• INFORMATION PROVIDED:
★ ★ ★ ★ ★ ★ ★

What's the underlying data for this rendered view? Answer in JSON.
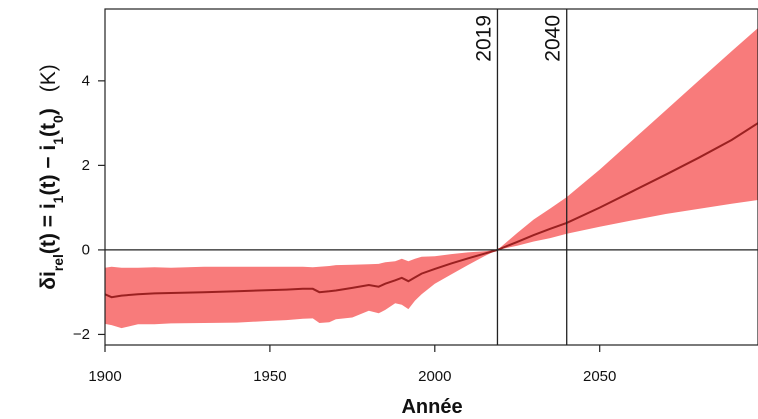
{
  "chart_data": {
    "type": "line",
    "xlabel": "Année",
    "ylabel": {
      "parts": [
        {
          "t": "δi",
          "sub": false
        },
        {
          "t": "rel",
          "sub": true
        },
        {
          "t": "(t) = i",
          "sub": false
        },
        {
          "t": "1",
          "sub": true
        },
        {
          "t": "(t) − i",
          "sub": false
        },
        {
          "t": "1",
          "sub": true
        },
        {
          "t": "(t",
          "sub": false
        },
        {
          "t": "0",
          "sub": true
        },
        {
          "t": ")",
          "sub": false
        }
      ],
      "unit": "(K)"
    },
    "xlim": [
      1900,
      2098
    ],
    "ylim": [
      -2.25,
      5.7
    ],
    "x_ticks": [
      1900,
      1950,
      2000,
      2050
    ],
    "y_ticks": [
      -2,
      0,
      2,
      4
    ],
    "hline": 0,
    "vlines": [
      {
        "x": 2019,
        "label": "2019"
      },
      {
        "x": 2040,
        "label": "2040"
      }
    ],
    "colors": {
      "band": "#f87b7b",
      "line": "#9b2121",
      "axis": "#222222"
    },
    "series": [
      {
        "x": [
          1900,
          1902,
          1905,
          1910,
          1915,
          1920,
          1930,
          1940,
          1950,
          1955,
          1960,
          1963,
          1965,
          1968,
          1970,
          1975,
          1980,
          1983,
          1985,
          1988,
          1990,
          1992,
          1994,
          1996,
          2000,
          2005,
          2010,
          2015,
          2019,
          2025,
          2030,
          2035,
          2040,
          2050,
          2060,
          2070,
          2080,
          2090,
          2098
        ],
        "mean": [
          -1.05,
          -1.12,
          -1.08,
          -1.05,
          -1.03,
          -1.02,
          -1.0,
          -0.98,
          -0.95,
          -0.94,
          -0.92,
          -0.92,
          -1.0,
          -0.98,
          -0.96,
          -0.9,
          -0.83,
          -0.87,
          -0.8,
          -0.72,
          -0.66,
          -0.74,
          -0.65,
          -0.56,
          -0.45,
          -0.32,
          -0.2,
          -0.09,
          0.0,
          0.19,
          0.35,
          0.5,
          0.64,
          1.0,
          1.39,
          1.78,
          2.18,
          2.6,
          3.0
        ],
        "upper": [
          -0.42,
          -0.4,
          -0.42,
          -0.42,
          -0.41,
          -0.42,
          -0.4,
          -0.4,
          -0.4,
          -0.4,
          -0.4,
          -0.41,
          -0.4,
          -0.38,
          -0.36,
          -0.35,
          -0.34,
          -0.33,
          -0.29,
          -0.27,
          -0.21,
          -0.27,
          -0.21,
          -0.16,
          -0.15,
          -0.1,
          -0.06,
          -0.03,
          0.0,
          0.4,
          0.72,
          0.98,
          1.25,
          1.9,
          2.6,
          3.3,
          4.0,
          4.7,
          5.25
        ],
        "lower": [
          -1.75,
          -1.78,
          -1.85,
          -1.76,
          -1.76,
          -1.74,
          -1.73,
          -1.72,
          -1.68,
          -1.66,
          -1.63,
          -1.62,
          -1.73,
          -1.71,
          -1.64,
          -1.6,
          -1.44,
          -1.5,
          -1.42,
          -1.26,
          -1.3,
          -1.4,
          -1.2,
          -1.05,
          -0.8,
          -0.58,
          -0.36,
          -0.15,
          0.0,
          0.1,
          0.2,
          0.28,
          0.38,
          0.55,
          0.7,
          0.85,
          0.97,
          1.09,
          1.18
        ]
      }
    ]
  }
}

★ ★ ★ ★ ★ ★ ★

• EXERCISE DETAILS:
What is needed is an exact reproduction of the data, pictures excluded.

• COMPLETE ANSWER:
What's the underlying data for this rendered view? Answer in JSON.
{
  "chart_data": {
    "type": "line",
    "xlabel": "Année",
    "ylabel": {
      "parts": [
        {
          "t": "δi",
          "sub": false
        },
        {
          "t": "rel",
          "sub": true
        },
        {
          "t": "(t) = i",
          "sub": false
        },
        {
          "t": "1",
          "sub": true
        },
        {
          "t": "(t) − i",
          "sub": false
        },
        {
          "t": "1",
          "sub": true
        },
        {
          "t": "(t",
          "sub": false
        },
        {
          "t": "0",
          "sub": true
        },
        {
          "t": ")",
          "sub": false
        }
      ],
      "unit": "(K)"
    },
    "xlim": [
      1900,
      2098
    ],
    "ylim": [
      -2.25,
      5.7
    ],
    "x_ticks": [
      1900,
      1950,
      2000,
      2050
    ],
    "y_ticks": [
      -2,
      0,
      2,
      4
    ],
    "hline": 0,
    "vlines": [
      {
        "x": 2019,
        "label": "2019"
      },
      {
        "x": 2040,
        "label": "2040"
      }
    ],
    "colors": {
      "band": "#f87b7b",
      "line": "#9b2121",
      "axis": "#222222"
    },
    "series": [
      {
        "x": [
          1900,
          1902,
          1905,
          1910,
          1915,
          1920,
          1930,
          1940,
          1950,
          1955,
          1960,
          1963,
          1965,
          1968,
          1970,
          1975,
          1980,
          1983,
          1985,
          1988,
          1990,
          1992,
          1994,
          1996,
          2000,
          2005,
          2010,
          2015,
          2019,
          2025,
          2030,
          2035,
          2040,
          2050,
          2060,
          2070,
          2080,
          2090,
          2098
        ],
        "mean": [
          -1.05,
          -1.12,
          -1.08,
          -1.05,
          -1.03,
          -1.02,
          -1.0,
          -0.98,
          -0.95,
          -0.94,
          -0.92,
          -0.92,
          -1.0,
          -0.98,
          -0.96,
          -0.9,
          -0.83,
          -0.87,
          -0.8,
          -0.72,
          -0.66,
          -0.74,
          -0.65,
          -0.56,
          -0.45,
          -0.32,
          -0.2,
          -0.09,
          0.0,
          0.19,
          0.35,
          0.5,
          0.64,
          1.0,
          1.39,
          1.78,
          2.18,
          2.6,
          3.0
        ],
        "upper": [
          -0.42,
          -0.4,
          -0.42,
          -0.42,
          -0.41,
          -0.42,
          -0.4,
          -0.4,
          -0.4,
          -0.4,
          -0.4,
          -0.41,
          -0.4,
          -0.38,
          -0.36,
          -0.35,
          -0.34,
          -0.33,
          -0.29,
          -0.27,
          -0.21,
          -0.27,
          -0.21,
          -0.16,
          -0.15,
          -0.1,
          -0.06,
          -0.03,
          0.0,
          0.4,
          0.72,
          0.98,
          1.25,
          1.9,
          2.6,
          3.3,
          4.0,
          4.7,
          5.25
        ],
        "lower": [
          -1.75,
          -1.78,
          -1.85,
          -1.76,
          -1.76,
          -1.74,
          -1.73,
          -1.72,
          -1.68,
          -1.66,
          -1.63,
          -1.62,
          -1.73,
          -1.71,
          -1.64,
          -1.6,
          -1.44,
          -1.5,
          -1.42,
          -1.26,
          -1.3,
          -1.4,
          -1.2,
          -1.05,
          -0.8,
          -0.58,
          -0.36,
          -0.15,
          0.0,
          0.1,
          0.2,
          0.28,
          0.38,
          0.55,
          0.7,
          0.85,
          0.97,
          1.09,
          1.18
        ]
      }
    ]
  }
}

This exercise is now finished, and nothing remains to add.